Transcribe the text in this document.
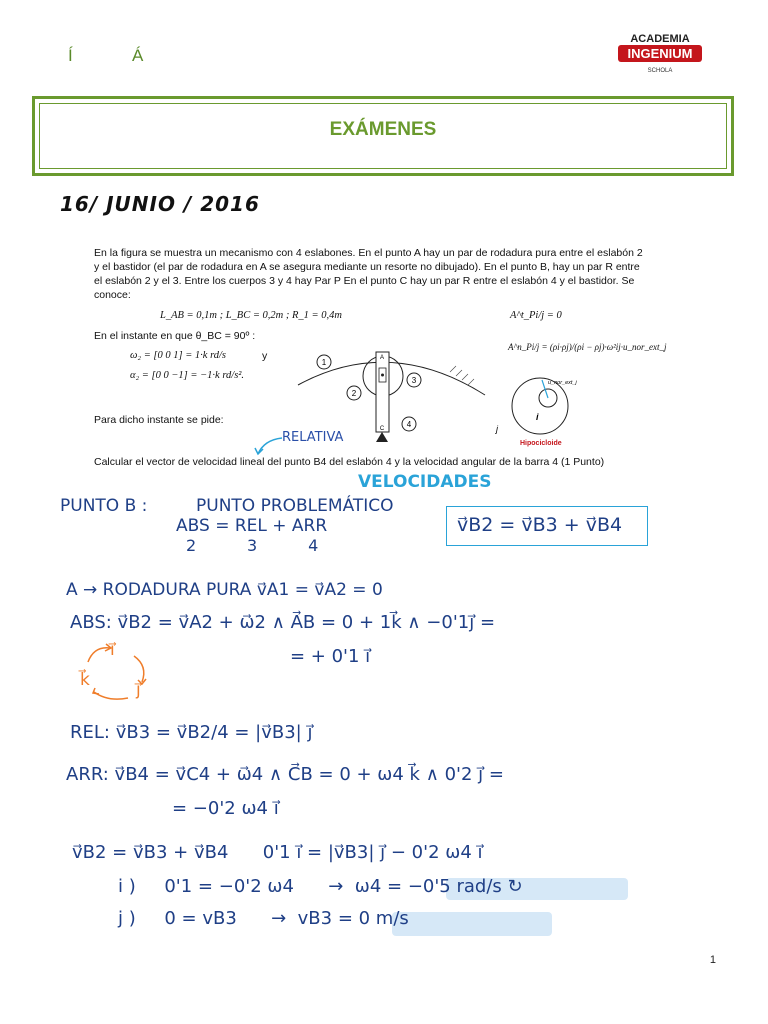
Í	Á
ACADEMIA
INGENIUM
SCHOLA
EXÁMENES
16/ JUNIO / 2016
En la figura se muestra un mecanismo con 4 eslabones. En el punto A hay un par de rodadura pura entre el eslabón 2 y el bastidor (el par de rodadura en A se asegura mediante un resorte no dibujado). En el punto B, hay un par R entre el eslabón 2 y el 3. Entre los cuerpos 3 y 4 hay Par P En el punto C hay un par R entre el eslabón 4 y el bastidor. Se conoce:
L_AB = 0,1m ; L_BC = 0,2m ; R_1 = 0,4m	A^t_Pi/j = 0
En el instante en que θ_BC = 90º :
ω₂ = [0 0 1] = 1·k rd/s	y
α₂ = [0 0 −1] = −1·k rd/s².
A^n_Pi/j = (ρi·ρj)/(ρi − ρj)·ω²ij·u_nor_ext_j
Para dicho instante se pide:
Calcular el vector de velocidad lineal del punto B4 del eslabón 4 y la velocidad angular de la barra 4 (1 Punto)
1
2
3
4
A
C
u_nor_ext_j
i
j
Hipocicloide
RELATIVA
VELOCIDADES
PUNTO B :	PUNTO PROBLEMÁTICO
ABS = REL + ARR
2          3          4
v⃗B2 = v⃗B3 + v⃗B4
A → RODADURA PURA v⃗A1 = v⃗A2 = 0
ABS: v⃗B2 = v⃗A2 + ω⃗2 ∧ A⃗B = 0 + 1k⃗ ∧ −0'1j⃗ =
= + 0'1 i⃗
i⃗
k⃗	j⃗
REL: v⃗B3 = v⃗B2/4 = |v⃗B3| j⃗
ARR: v⃗B4 = v⃗C4 + ω⃗4 ∧ C⃗B = 0 + ω4 k⃗ ∧ 0'2 j⃗ =
= −0'2 ω4 i⃗
v⃗B2 = v⃗B3 + v⃗B4      0'1 i⃗ = |v⃗B3| j⃗ − 0'2 ω4 i⃗
i )     0'1 = −0'2 ω4      →  ω4 = −0'5 rad/s ↻
j )     0 = vB3      →  vB3 = 0 m/s
1
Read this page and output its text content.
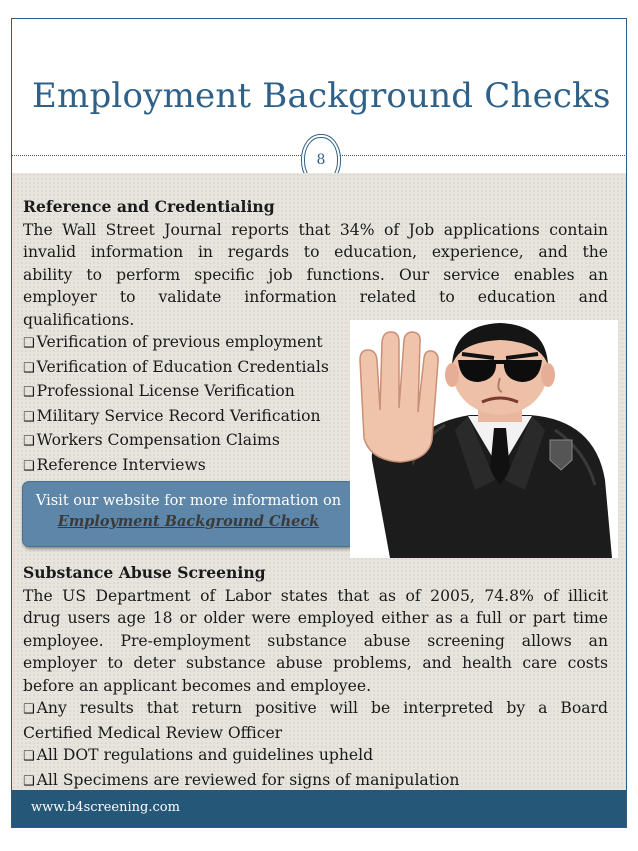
Employment Background Checks
8
Reference and Credentialing
The Wall Street Journal reports that 34% of Job applications contain
invalid information in regards to education, experience, and the
ability to perform specific job functions. Our service enables an
employer to validate information related to education and
qualifications.
❑ Verification of previous employment
❑ Verification of Education Credentials
❑ Professional License Verification
❑ Military Service Record Verification
❑ Workers Compensation Claims
❑ Reference Interviews
Visit our website for more information on
Employment Background Check
Substance Abuse Screening
The US Department of Labor states that as of 2005, 74.8% of illicit
drug users age 18 or older were employed either as a full or part time
employee. Pre-employment substance abuse screening allows an
employer to deter substance abuse problems, and health care costs
before an applicant becomes and employee.
❑ Any results that return positive will be interpreted by a Board
Certified Medical Review Officer
❑ All DOT regulations and guidelines upheld
❑ All Specimens are reviewed for signs of manipulation
www.b4screening.com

_EXERCISE TASK_
Gather each line of the records holding the string "text".

_OUTPUT OF THE TASK_
Transcribe the text in this document.
Read this page and output its text content.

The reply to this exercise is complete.